TASK STATEMENT
Keep the wording of each record exactly the same when you repeat it, and leave out pictures.

A block of data
# # #

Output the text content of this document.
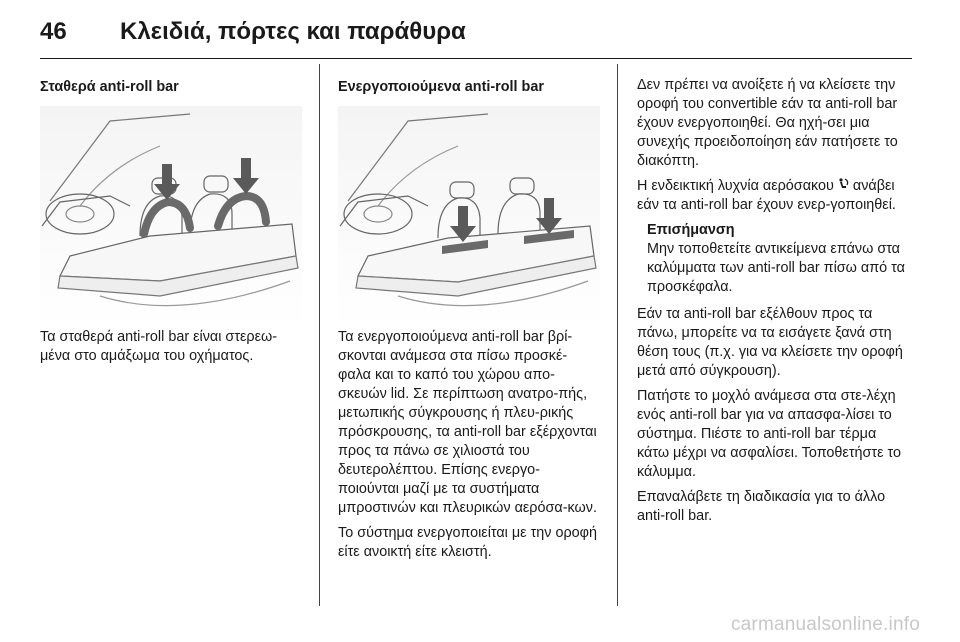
46	Κλειδιά, πόρτες και παράθυρα
Σταθερά anti-roll bar

Τα σταθερά anti-roll bar είναι στερεω-μένα στο αμάξωμα του οχήματος.

Ενεργοποιούμενα anti-roll bar

Τα ενεργοποιούμενα anti-roll bar βρί-σκονται ανάμεσα στα πίσω προσκέ-φαλα και το καπό του χώρου απο-σκευών lid. Σε περίπτωση ανατρο-πής, μετωπικής σύγκρουσης ή πλευ-ρικής πρόσκρουσης, τα anti-roll bar εξέρχονται προς τα πάνω σε χιλιοστά του δευτερολέπτου. Επίσης ενεργο-ποιούνται μαζί με τα συστήματα μπροστινών και πλευρικών αερόσα-κων.

Το σύστημα ενεργοποιείται με την οροφή είτε ανοικτή είτε κλειστή.

Δεν πρέπει να ανοίξετε ή να κλείσετε την οροφή του convertible εάν τα anti-roll bar έχουν ενεργοποιηθεί. Θα ηχή-σει μια συνεχής προειδοποίηση εάν πατήσετε το διακόπτη.

Η ενδεικτική λυχνία αερόσακου ανάβει εάν τα anti-roll bar έχουν ενερ-γοποιηθεί.

Επισήμανση
Μην τοποθετείτε αντικείμενα επάνω στα καλύμματα των anti-roll bar πίσω από τα προσκέφαλα.

Εάν τα anti-roll bar εξέλθουν προς τα πάνω, μπορείτε να τα εισάγετε ξανά στη θέση τους (π.χ. για να κλείσετε την οροφή μετά από σύγκρουση).

Πατήστε το μοχλό ανάμεσα στα στε-λέχη ενός anti-roll bar για να απασφα-λίσει το σύστημα. Πιέστε το anti-roll bar τέρμα κάτω μέχρι να ασφαλίσει. Τοποθετήστε το κάλυμμα.

Επαναλάβετε τη διαδικασία για το άλλο anti-roll bar.

carmanualsonline.info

# # #

RESULT OF THE TASK
Output the text content of this document.
46	Κλειδιά, πόρτες και παράθυρα
Σταθερά anti-roll bar

Τα σταθερά anti-roll bar είναι στερεω-μένα στο αμάξωμα του οχήματος.

Ενεργοποιούμενα anti-roll bar

Τα ενεργοποιούμενα anti-roll bar βρί-σκονται ανάμεσα στα πίσω προσκέ-φαλα και το καπό του χώρου απο-σκευών lid. Σε περίπτωση ανατρο-πής, μετωπικής σύγκρουσης ή πλευ-ρικής πρόσκρουσης, τα anti-roll bar εξέρχονται προς τα πάνω σε χιλιοστά του δευτερολέπτου. Επίσης ενεργο-ποιούνται μαζί με τα συστήματα μπροστινών και πλευρικών αερόσα-κων.

Το σύστημα ενεργοποιείται με την οροφή είτε ανοικτή είτε κλειστή.

Δεν πρέπει να ανοίξετε ή να κλείσετε την οροφή του convertible εάν τα anti-roll bar έχουν ενεργοποιηθεί. Θα ηχή-σει μια συνεχής προειδοποίηση εάν πατήσετε το διακόπτη.

Η ενδεικτική λυχνία αερόσακου ανάβει εάν τα anti-roll bar έχουν ενερ-γοποιηθεί.

Επισήμανση
Μην τοποθετείτε αντικείμενα επάνω στα καλύμματα των anti-roll bar πίσω από τα προσκέφαλα.

Εάν τα anti-roll bar εξέλθουν προς τα πάνω, μπορείτε να τα εισάγετε ξανά στη θέση τους (π.χ. για να κλείσετε την οροφή μετά από σύγκρουση).

Πατήστε το μοχλό ανάμεσα στα στε-λέχη ενός anti-roll bar για να απασφα-λίσει το σύστημα. Πιέστε το anti-roll bar τέρμα κάτω μέχρι να ασφαλίσει. Τοποθετήστε το κάλυμμα.

Επαναλάβετε τη διαδικασία για το άλλο anti-roll bar.

carmanualsonline.info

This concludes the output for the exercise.